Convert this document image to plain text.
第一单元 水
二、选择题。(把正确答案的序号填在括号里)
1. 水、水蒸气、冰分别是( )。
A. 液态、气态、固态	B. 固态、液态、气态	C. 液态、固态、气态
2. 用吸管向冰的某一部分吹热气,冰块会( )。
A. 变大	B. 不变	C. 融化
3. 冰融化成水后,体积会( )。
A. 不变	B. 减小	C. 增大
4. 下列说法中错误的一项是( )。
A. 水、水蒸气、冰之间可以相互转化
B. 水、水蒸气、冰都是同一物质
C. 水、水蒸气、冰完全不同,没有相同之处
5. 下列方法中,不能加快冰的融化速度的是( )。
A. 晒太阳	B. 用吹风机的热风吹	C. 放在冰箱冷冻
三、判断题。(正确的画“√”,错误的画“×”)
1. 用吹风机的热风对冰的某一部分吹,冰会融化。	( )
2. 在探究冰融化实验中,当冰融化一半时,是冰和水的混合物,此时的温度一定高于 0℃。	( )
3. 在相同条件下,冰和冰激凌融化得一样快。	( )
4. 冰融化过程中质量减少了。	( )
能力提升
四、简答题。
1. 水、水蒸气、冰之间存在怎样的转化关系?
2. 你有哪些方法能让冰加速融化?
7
---
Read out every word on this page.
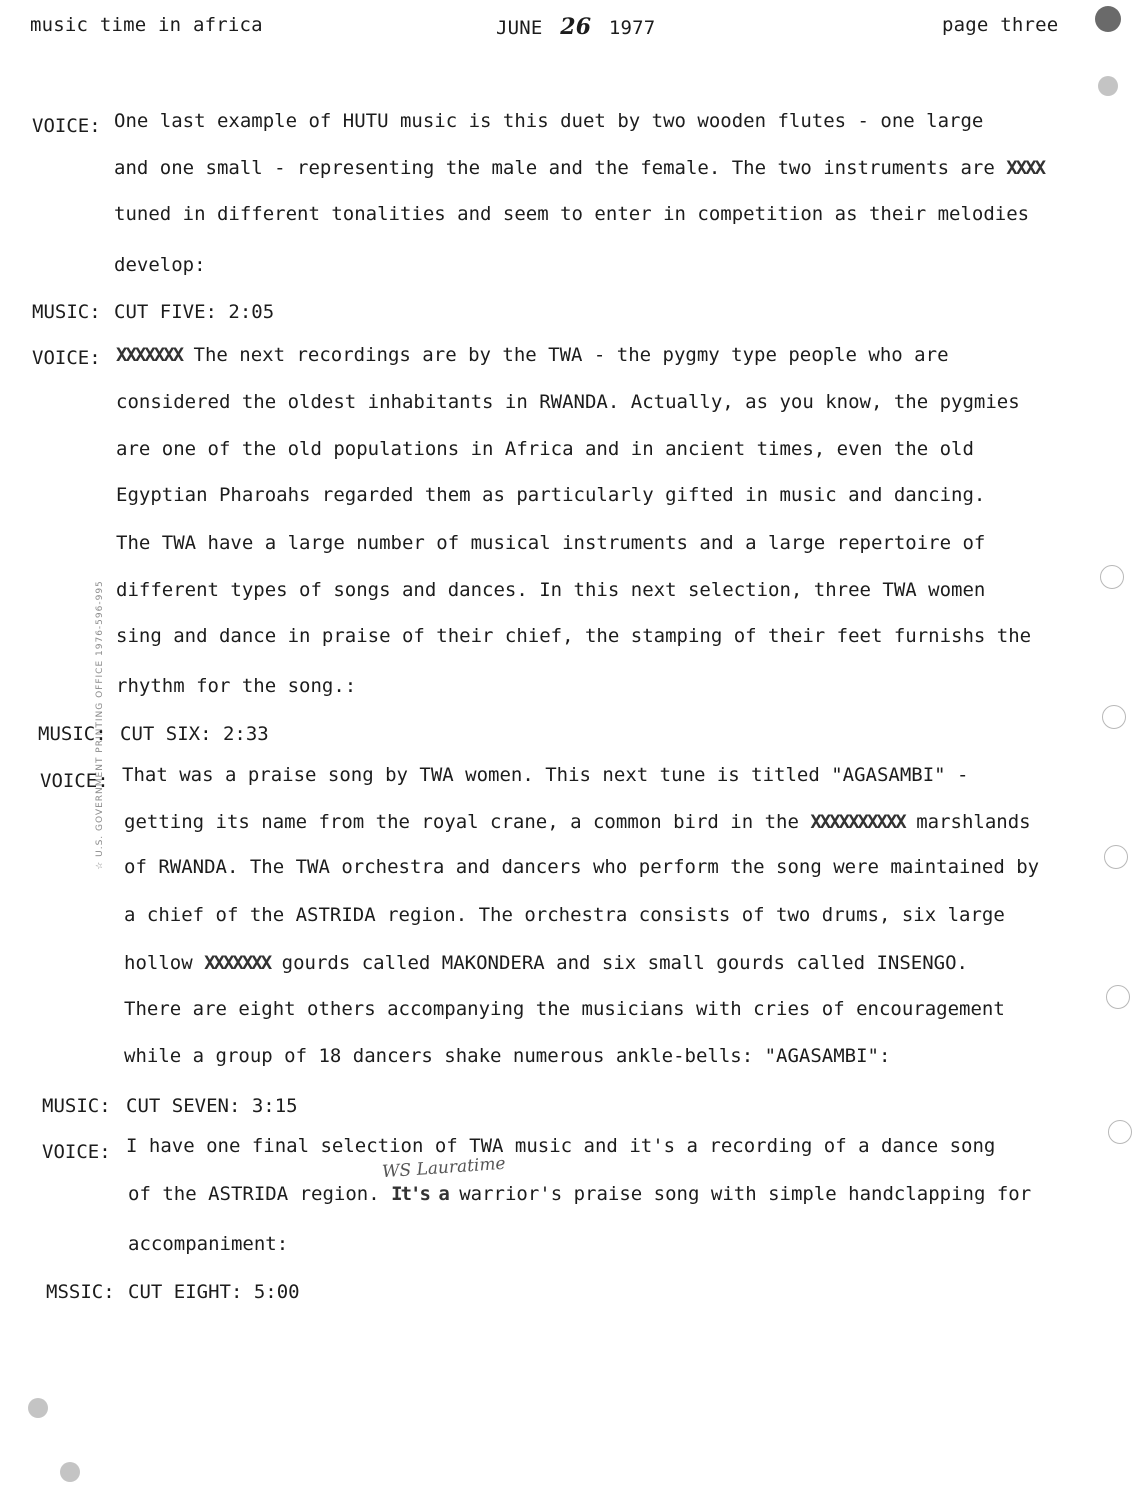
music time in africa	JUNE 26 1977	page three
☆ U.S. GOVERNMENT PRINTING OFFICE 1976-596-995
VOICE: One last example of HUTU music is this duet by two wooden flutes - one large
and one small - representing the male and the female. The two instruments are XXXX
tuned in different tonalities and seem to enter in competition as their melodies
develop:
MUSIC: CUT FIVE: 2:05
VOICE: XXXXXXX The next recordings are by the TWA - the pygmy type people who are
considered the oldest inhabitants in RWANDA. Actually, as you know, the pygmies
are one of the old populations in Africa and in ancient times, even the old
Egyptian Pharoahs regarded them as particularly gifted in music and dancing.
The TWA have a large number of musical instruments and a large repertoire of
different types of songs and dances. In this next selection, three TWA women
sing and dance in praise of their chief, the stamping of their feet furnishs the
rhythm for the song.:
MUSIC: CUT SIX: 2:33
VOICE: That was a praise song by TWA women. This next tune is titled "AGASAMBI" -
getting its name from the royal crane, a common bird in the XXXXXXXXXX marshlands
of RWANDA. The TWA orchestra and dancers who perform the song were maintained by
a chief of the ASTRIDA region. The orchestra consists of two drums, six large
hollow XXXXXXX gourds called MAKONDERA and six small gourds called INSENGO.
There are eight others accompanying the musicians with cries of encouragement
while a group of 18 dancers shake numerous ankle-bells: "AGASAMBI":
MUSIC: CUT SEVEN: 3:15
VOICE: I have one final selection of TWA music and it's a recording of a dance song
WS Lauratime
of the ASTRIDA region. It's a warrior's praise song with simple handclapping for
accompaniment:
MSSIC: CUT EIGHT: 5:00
* * *
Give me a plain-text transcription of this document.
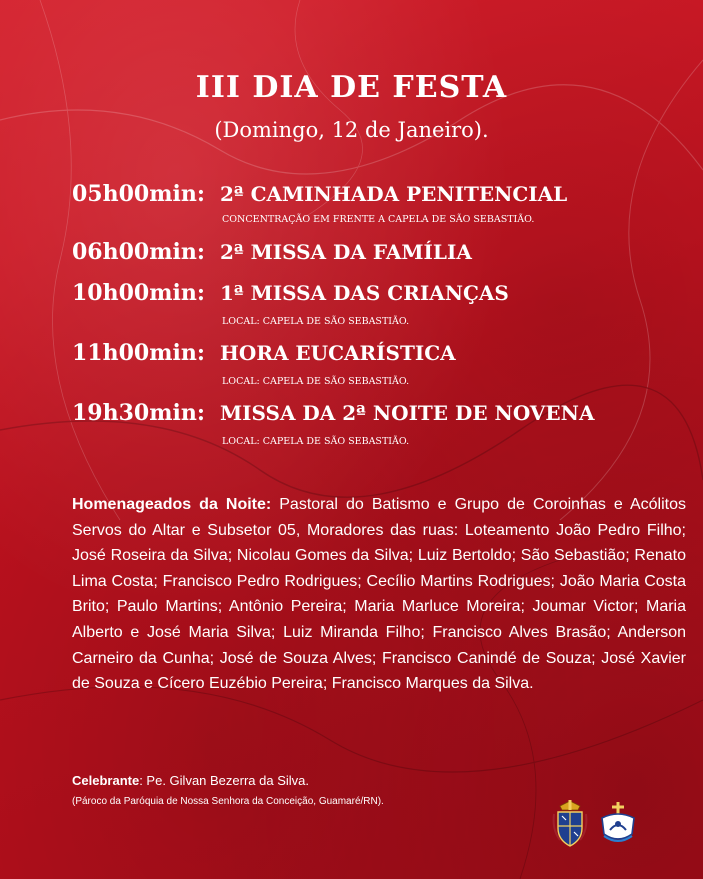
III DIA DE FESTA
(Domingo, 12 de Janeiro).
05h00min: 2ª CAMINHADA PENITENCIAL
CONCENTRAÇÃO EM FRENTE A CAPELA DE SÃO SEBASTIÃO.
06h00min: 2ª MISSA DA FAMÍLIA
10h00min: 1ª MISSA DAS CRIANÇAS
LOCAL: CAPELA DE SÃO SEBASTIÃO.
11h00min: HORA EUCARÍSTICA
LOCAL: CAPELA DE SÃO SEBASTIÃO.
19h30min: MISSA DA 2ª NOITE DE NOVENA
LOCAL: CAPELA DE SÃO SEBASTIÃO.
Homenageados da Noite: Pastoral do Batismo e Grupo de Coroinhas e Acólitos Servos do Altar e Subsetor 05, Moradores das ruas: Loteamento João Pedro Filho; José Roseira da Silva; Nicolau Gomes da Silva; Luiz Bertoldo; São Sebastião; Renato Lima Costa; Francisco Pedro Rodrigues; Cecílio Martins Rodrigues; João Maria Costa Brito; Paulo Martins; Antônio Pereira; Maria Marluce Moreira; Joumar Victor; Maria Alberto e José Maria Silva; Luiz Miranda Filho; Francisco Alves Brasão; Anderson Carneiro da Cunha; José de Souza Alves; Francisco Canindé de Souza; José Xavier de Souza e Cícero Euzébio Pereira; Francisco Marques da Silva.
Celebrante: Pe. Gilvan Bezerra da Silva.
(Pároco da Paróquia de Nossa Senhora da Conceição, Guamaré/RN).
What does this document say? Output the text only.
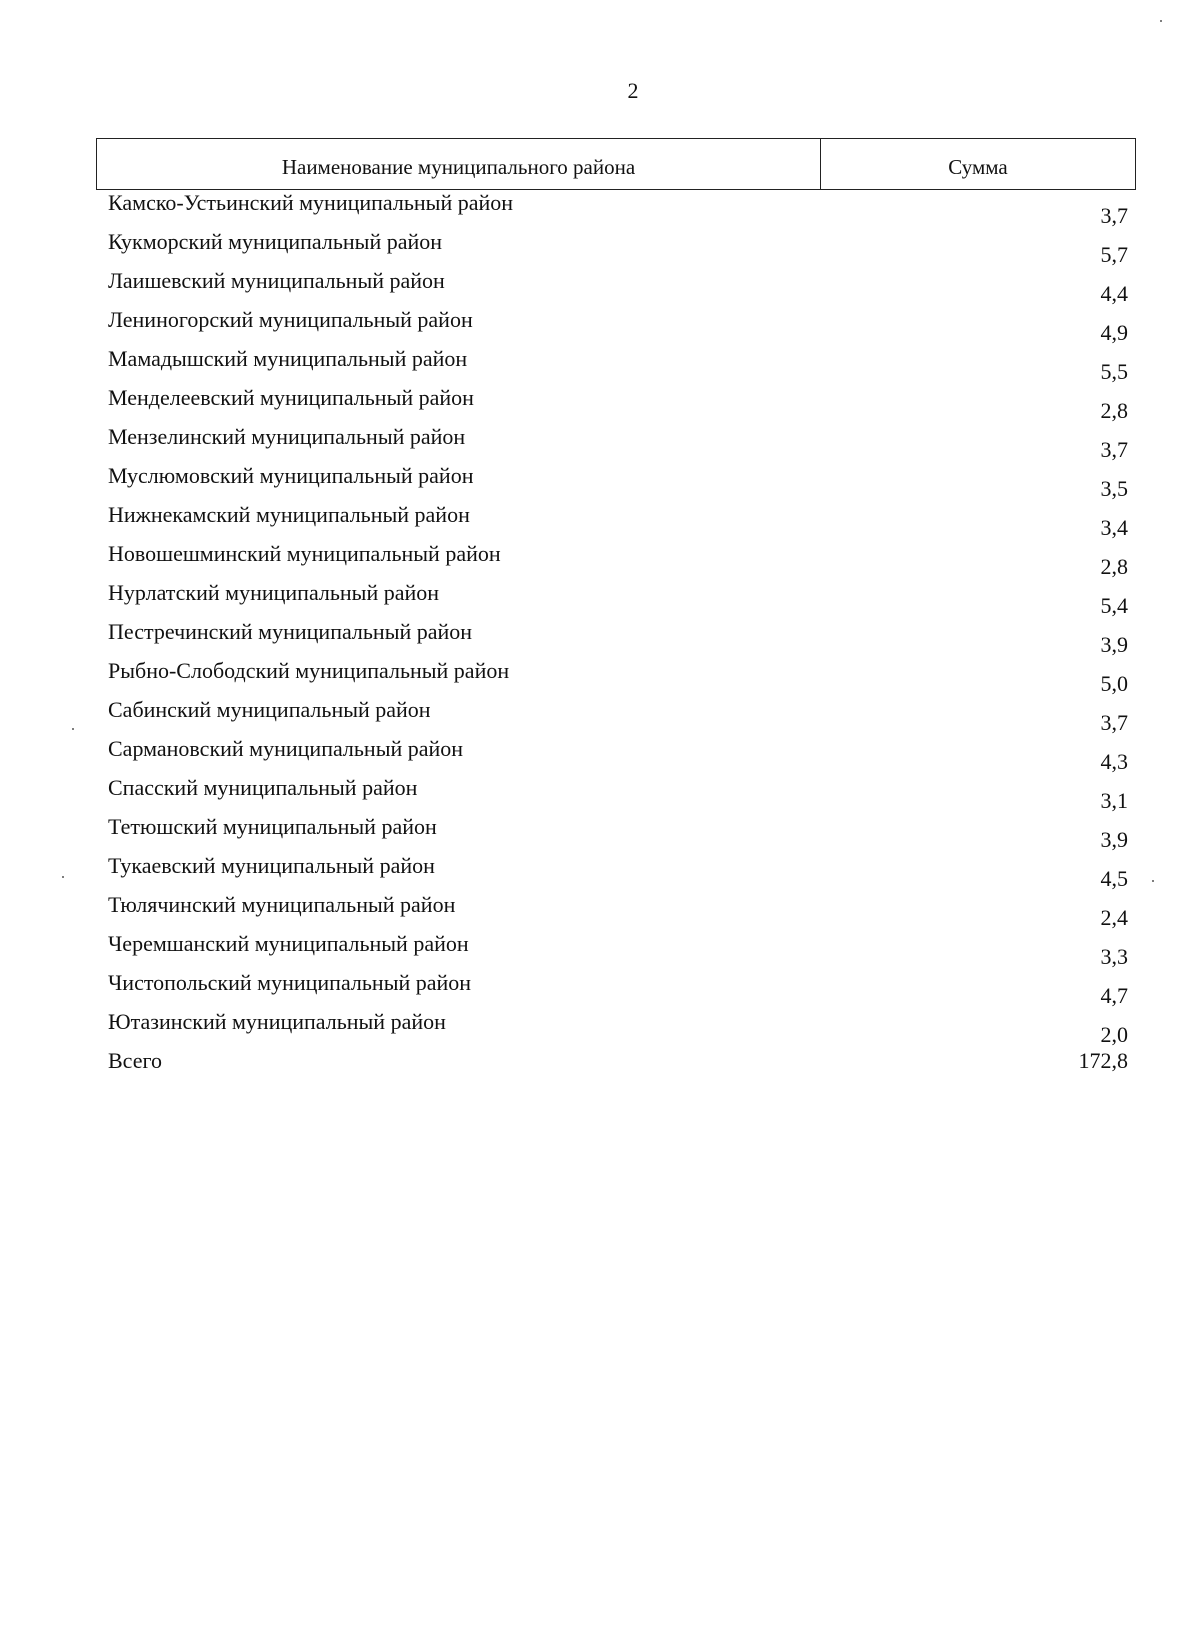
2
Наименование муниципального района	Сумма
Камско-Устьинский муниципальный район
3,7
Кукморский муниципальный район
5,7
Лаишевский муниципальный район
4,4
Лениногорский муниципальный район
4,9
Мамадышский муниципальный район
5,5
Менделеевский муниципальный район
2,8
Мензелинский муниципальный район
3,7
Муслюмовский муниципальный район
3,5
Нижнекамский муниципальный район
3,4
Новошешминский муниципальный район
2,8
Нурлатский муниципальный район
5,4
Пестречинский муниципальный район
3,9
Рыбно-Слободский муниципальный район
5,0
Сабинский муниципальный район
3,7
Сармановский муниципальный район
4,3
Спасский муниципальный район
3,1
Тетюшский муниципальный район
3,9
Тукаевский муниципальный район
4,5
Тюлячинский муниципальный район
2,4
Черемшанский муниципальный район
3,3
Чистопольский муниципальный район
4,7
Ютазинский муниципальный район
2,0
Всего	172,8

### SHORT PROBLEM
Where a line of the records above holds the word "Silva", copy that line.

### OUTPUT OF THE TASK
Homenageados da Noite: Pastoral do Batismo e Grupo de Coroinhas e Acólitos Servos do Altar e Subsetor 05, Moradores das ruas: Loteamento João Pedro Filho; José Roseira da Silva; Nicolau Gomes da Silva; Luiz Bertoldo; São Sebastião; Renato Lima Costa; Francisco Pedro Rodrigues; Cecílio Martins Rodrigues; João Maria Costa Brito; Paulo Martins; Antônio Pereira; Maria Marluce Moreira; Joumar Victor; Maria Alberto e José Maria Silva; Luiz Miranda Filho; Francisco Alves Brasão; Anderson Carneiro da Cunha; José de Souza Alves; Francisco Canindé de Souza; José Xavier de Souza e Cícero Euzébio Pereira; Francisco Marques da Silva.
Celebrante: Pe. Gilvan Bezerra da Silva.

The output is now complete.